◆ DATASET ROWS:
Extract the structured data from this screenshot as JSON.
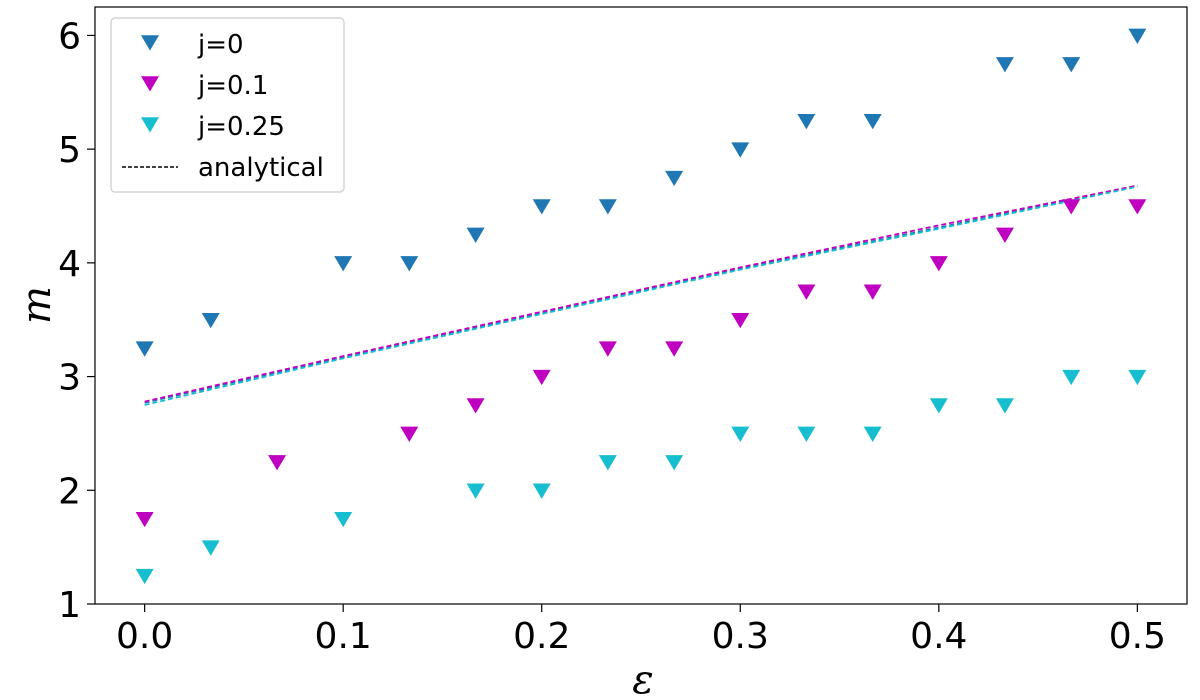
{
  "chart_data": {
    "type": "scatter",
    "title": "",
    "xlabel": "ε",
    "ylabel": "m",
    "xlim": [
      -0.025,
      0.525
    ],
    "ylim": [
      1.0,
      6.25
    ],
    "xticks": [
      "0.0",
      "0.1",
      "0.2",
      "0.3",
      "0.4",
      "0.5"
    ],
    "xtick_values": [
      0.0,
      0.1,
      0.2,
      0.3,
      0.4,
      0.5
    ],
    "yticks": [
      "1",
      "2",
      "3",
      "4",
      "5",
      "6"
    ],
    "ytick_values": [
      1,
      2,
      3,
      4,
      5,
      6
    ],
    "grid": false,
    "legend_position": "top-left",
    "series": [
      {
        "name": "j=0",
        "color": "#1f77b4",
        "marker": "triangle-down",
        "x": [
          0.0,
          0.0333,
          0.1,
          0.1333,
          0.1667,
          0.2,
          0.2333,
          0.2667,
          0.3,
          0.3333,
          0.3667,
          0.4333,
          0.4667,
          0.5
        ],
        "y": [
          3.25,
          3.5,
          4.0,
          4.0,
          4.25,
          4.5,
          4.5,
          4.75,
          5.0,
          5.25,
          5.25,
          5.75,
          5.75,
          6.0
        ]
      },
      {
        "name": "j=0.1",
        "color": "#c000c0",
        "marker": "triangle-down",
        "x": [
          0.0,
          0.0667,
          0.1333,
          0.1667,
          0.2,
          0.2333,
          0.2667,
          0.3,
          0.3333,
          0.3667,
          0.4,
          0.4333,
          0.4667,
          0.5
        ],
        "y": [
          1.75,
          2.25,
          2.5,
          2.75,
          3.0,
          3.25,
          3.25,
          3.5,
          3.75,
          3.75,
          4.0,
          4.25,
          4.5,
          4.5
        ]
      },
      {
        "name": "j=0.25",
        "color": "#17becf",
        "marker": "triangle-down",
        "x": [
          0.0,
          0.0333,
          0.1,
          0.1667,
          0.2,
          0.2333,
          0.2667,
          0.3,
          0.3333,
          0.3667,
          0.4,
          0.4333,
          0.4667,
          0.5
        ],
        "y": [
          1.25,
          1.5,
          1.75,
          2.0,
          2.0,
          2.25,
          2.25,
          2.5,
          2.5,
          2.5,
          2.75,
          2.75,
          3.0,
          3.0
        ]
      }
    ],
    "analytical": {
      "name": "analytical",
      "legend_color": "#000000",
      "lines": [
        {
          "color": "#1f77b4",
          "x": [
            0.0,
            0.1,
            0.2,
            0.3,
            0.4,
            0.5
          ],
          "y": [
            2.77,
            3.17,
            3.56,
            3.95,
            4.31,
            4.68
          ]
        },
        {
          "color": "#c000c0",
          "x": [
            0.0,
            0.1,
            0.2,
            0.3,
            0.4,
            0.5
          ],
          "y": [
            2.78,
            3.18,
            3.57,
            3.96,
            4.33,
            4.68
          ]
        },
        {
          "color": "#17becf",
          "x": [
            0.0,
            0.1,
            0.2,
            0.3,
            0.4,
            0.5
          ],
          "y": [
            2.75,
            3.16,
            3.55,
            3.94,
            4.3,
            4.67
          ]
        }
      ]
    }
  }
}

◆ EXERCISE OBJECTIVE: Pictures in the data above should not be copied; transcribe everything else exactly.

◆ ANSWER:
Extract the structured data from this screenshot as JSON.
{
  "chart_data": {
    "type": "scatter",
    "title": "",
    "xlabel": "ε",
    "ylabel": "m",
    "xlim": [
      -0.025,
      0.525
    ],
    "ylim": [
      1.0,
      6.25
    ],
    "xticks": [
      "0.0",
      "0.1",
      "0.2",
      "0.3",
      "0.4",
      "0.5"
    ],
    "xtick_values": [
      0.0,
      0.1,
      0.2,
      0.3,
      0.4,
      0.5
    ],
    "yticks": [
      "1",
      "2",
      "3",
      "4",
      "5",
      "6"
    ],
    "ytick_values": [
      1,
      2,
      3,
      4,
      5,
      6
    ],
    "grid": false,
    "legend_position": "top-left",
    "series": [
      {
        "name": "j=0",
        "color": "#1f77b4",
        "marker": "triangle-down",
        "x": [
          0.0,
          0.0333,
          0.1,
          0.1333,
          0.1667,
          0.2,
          0.2333,
          0.2667,
          0.3,
          0.3333,
          0.3667,
          0.4333,
          0.4667,
          0.5
        ],
        "y": [
          3.25,
          3.5,
          4.0,
          4.0,
          4.25,
          4.5,
          4.5,
          4.75,
          5.0,
          5.25,
          5.25,
          5.75,
          5.75,
          6.0
        ]
      },
      {
        "name": "j=0.1",
        "color": "#c000c0",
        "marker": "triangle-down",
        "x": [
          0.0,
          0.0667,
          0.1333,
          0.1667,
          0.2,
          0.2333,
          0.2667,
          0.3,
          0.3333,
          0.3667,
          0.4,
          0.4333,
          0.4667,
          0.5
        ],
        "y": [
          1.75,
          2.25,
          2.5,
          2.75,
          3.0,
          3.25,
          3.25,
          3.5,
          3.75,
          3.75,
          4.0,
          4.25,
          4.5,
          4.5
        ]
      },
      {
        "name": "j=0.25",
        "color": "#17becf",
        "marker": "triangle-down",
        "x": [
          0.0,
          0.0333,
          0.1,
          0.1667,
          0.2,
          0.2333,
          0.2667,
          0.3,
          0.3333,
          0.3667,
          0.4,
          0.4333,
          0.4667,
          0.5
        ],
        "y": [
          1.25,
          1.5,
          1.75,
          2.0,
          2.0,
          2.25,
          2.25,
          2.5,
          2.5,
          2.5,
          2.75,
          2.75,
          3.0,
          3.0
        ]
      }
    ],
    "analytical": {
      "name": "analytical",
      "legend_color": "#000000",
      "lines": [
        {
          "color": "#1f77b4",
          "x": [
            0.0,
            0.1,
            0.2,
            0.3,
            0.4,
            0.5
          ],
          "y": [
            2.77,
            3.17,
            3.56,
            3.95,
            4.31,
            4.68
          ]
        },
        {
          "color": "#c000c0",
          "x": [
            0.0,
            0.1,
            0.2,
            0.3,
            0.4,
            0.5
          ],
          "y": [
            2.78,
            3.18,
            3.57,
            3.96,
            4.33,
            4.68
          ]
        },
        {
          "color": "#17becf",
          "x": [
            0.0,
            0.1,
            0.2,
            0.3,
            0.4,
            0.5
          ],
          "y": [
            2.75,
            3.16,
            3.55,
            3.94,
            4.3,
            4.67
          ]
        }
      ]
    }
  }
}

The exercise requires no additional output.